Written task:
Find each line with the string "Microscopy" and report it.

═════ Working data ═════

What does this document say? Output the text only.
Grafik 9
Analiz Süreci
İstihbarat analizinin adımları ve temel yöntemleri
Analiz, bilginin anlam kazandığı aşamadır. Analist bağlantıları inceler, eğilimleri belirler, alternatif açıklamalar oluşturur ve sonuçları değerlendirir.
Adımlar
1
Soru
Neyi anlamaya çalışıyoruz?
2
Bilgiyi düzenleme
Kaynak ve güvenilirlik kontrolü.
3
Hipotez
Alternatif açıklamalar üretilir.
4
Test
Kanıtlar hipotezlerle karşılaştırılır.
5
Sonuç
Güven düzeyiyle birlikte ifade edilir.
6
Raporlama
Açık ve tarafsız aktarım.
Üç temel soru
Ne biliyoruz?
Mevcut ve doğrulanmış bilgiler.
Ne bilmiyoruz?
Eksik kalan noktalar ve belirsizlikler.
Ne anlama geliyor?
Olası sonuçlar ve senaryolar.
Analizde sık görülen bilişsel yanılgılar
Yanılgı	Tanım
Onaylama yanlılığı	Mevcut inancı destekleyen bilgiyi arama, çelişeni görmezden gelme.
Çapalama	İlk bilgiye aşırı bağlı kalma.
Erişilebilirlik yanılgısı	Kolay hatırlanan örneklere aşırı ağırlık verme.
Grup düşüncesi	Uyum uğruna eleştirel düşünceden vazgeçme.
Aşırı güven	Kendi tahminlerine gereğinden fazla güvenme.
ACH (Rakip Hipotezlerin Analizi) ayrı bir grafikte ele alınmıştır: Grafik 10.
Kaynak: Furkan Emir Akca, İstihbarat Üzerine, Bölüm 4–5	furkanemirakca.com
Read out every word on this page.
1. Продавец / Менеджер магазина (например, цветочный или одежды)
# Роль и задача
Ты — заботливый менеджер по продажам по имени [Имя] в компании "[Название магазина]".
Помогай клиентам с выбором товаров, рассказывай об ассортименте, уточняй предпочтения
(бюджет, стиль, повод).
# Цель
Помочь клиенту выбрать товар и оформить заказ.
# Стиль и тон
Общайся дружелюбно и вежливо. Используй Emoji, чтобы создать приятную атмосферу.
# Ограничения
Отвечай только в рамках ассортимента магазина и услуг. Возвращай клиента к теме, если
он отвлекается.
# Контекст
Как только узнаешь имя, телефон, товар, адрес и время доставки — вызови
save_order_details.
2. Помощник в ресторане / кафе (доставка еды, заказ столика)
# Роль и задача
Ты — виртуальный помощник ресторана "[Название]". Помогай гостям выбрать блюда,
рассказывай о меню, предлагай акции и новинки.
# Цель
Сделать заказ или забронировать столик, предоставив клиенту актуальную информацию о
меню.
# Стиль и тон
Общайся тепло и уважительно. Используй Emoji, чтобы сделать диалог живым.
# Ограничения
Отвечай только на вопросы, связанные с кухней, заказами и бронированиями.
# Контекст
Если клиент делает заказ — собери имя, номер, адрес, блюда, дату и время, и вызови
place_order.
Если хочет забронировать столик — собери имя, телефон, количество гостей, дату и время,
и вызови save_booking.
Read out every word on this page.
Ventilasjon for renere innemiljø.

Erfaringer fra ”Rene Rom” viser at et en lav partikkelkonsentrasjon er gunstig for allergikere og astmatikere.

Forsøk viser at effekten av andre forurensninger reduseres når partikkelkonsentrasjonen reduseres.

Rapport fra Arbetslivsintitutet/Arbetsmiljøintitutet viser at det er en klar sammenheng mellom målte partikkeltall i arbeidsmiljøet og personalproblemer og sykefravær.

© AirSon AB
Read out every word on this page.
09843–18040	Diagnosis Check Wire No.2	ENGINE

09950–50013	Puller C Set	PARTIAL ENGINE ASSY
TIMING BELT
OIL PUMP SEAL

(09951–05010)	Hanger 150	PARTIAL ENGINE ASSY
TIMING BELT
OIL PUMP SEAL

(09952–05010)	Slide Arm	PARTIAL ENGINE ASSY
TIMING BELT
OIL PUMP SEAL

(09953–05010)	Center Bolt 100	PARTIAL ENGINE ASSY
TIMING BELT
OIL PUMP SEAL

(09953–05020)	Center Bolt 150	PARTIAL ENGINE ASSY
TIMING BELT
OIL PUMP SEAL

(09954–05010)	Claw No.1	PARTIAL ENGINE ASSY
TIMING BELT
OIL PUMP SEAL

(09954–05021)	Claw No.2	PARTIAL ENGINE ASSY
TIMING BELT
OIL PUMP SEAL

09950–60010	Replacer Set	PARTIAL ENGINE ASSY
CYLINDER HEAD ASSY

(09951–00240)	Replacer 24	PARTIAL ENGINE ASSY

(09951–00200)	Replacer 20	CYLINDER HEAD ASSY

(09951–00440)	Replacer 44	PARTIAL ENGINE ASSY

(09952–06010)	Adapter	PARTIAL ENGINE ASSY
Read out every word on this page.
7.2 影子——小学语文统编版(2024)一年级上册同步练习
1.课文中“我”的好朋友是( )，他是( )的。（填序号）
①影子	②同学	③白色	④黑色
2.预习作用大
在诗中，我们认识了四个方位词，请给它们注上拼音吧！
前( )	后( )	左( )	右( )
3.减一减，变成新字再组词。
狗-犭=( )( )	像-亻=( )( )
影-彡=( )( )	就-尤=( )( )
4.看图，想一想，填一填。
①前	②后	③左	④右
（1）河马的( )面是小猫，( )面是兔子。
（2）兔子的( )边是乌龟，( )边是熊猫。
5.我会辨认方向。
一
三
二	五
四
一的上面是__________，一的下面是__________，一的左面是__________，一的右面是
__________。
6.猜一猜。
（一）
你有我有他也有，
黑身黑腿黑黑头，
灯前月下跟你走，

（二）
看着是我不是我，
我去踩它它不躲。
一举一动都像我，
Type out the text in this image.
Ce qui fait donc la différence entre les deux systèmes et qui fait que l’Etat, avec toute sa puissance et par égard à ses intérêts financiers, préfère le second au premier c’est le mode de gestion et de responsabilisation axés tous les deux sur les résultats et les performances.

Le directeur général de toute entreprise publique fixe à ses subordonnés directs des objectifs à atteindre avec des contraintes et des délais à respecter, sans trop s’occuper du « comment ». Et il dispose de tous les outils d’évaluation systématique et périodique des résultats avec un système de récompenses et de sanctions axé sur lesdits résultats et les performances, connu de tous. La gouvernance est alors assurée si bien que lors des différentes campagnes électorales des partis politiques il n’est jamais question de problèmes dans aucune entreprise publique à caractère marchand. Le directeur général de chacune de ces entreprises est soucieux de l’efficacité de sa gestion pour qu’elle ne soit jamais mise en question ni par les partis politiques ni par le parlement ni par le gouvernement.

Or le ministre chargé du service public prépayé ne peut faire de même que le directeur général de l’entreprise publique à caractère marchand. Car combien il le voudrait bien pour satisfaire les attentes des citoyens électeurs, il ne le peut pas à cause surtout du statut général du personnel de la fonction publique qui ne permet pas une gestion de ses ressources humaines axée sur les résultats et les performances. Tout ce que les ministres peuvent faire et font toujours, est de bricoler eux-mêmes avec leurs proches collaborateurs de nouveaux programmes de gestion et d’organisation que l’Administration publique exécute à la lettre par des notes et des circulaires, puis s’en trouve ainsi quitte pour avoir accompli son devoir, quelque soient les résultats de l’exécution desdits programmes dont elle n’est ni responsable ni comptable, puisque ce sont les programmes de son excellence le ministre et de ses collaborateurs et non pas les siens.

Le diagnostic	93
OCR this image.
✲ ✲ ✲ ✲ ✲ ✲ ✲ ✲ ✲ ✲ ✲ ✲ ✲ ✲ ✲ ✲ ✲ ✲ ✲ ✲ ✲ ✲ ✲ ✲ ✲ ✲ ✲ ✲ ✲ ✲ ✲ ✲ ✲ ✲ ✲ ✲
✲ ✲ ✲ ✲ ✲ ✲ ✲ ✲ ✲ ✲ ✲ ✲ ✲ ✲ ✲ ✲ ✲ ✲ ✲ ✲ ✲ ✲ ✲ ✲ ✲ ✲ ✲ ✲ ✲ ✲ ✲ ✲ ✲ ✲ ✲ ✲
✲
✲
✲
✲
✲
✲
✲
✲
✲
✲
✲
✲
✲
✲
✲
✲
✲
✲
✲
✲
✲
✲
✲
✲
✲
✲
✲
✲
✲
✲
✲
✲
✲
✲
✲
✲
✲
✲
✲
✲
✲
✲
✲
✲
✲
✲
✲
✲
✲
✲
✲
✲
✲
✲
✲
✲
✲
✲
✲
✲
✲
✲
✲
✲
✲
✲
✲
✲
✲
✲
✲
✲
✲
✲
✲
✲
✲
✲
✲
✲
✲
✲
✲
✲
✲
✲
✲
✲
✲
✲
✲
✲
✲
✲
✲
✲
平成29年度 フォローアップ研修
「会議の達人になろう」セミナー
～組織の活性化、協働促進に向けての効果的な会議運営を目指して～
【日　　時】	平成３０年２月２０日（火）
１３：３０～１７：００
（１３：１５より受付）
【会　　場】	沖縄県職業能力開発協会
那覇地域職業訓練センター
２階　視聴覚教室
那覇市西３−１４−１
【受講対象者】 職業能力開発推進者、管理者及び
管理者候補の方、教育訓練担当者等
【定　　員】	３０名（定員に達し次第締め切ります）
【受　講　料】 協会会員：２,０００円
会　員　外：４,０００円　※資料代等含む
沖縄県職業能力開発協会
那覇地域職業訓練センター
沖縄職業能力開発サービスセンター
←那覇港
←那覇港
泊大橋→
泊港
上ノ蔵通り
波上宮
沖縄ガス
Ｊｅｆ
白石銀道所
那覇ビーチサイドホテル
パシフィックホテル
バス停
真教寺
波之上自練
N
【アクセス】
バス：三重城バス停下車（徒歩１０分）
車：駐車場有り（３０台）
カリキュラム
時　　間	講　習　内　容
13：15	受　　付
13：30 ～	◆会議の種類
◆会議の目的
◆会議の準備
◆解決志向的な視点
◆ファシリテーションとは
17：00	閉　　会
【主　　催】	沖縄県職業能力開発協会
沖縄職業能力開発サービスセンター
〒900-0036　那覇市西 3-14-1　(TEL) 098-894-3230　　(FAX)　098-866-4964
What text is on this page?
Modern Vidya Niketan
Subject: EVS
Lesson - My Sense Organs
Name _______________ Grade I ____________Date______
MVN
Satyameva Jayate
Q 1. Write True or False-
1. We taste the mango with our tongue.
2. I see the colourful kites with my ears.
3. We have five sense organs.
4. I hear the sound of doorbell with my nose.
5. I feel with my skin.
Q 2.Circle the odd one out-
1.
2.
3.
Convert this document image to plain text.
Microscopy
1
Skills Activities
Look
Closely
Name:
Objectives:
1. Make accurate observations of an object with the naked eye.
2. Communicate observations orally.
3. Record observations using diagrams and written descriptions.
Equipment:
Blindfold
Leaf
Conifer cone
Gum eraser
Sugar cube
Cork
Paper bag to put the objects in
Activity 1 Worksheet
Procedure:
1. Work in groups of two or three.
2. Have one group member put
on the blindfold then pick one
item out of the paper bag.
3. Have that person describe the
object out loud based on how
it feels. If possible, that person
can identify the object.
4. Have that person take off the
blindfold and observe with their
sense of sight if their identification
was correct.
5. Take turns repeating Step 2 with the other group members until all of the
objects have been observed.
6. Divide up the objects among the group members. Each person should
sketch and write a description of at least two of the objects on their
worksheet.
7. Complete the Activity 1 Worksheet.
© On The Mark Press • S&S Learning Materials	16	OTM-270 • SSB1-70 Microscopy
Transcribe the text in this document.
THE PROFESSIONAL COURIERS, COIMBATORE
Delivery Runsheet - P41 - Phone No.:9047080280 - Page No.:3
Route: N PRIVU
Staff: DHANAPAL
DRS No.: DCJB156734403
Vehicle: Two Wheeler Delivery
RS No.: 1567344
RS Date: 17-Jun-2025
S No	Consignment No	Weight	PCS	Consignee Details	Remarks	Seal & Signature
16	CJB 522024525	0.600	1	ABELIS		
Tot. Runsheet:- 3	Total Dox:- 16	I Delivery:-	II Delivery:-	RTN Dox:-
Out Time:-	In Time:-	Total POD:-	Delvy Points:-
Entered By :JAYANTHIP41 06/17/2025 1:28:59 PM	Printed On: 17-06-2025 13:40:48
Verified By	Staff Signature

═════

Exercise solution:
Microscopy
© On The Mark Press • S&S Learning Materials	16	OTM-270 • SSB1-70 Microscopy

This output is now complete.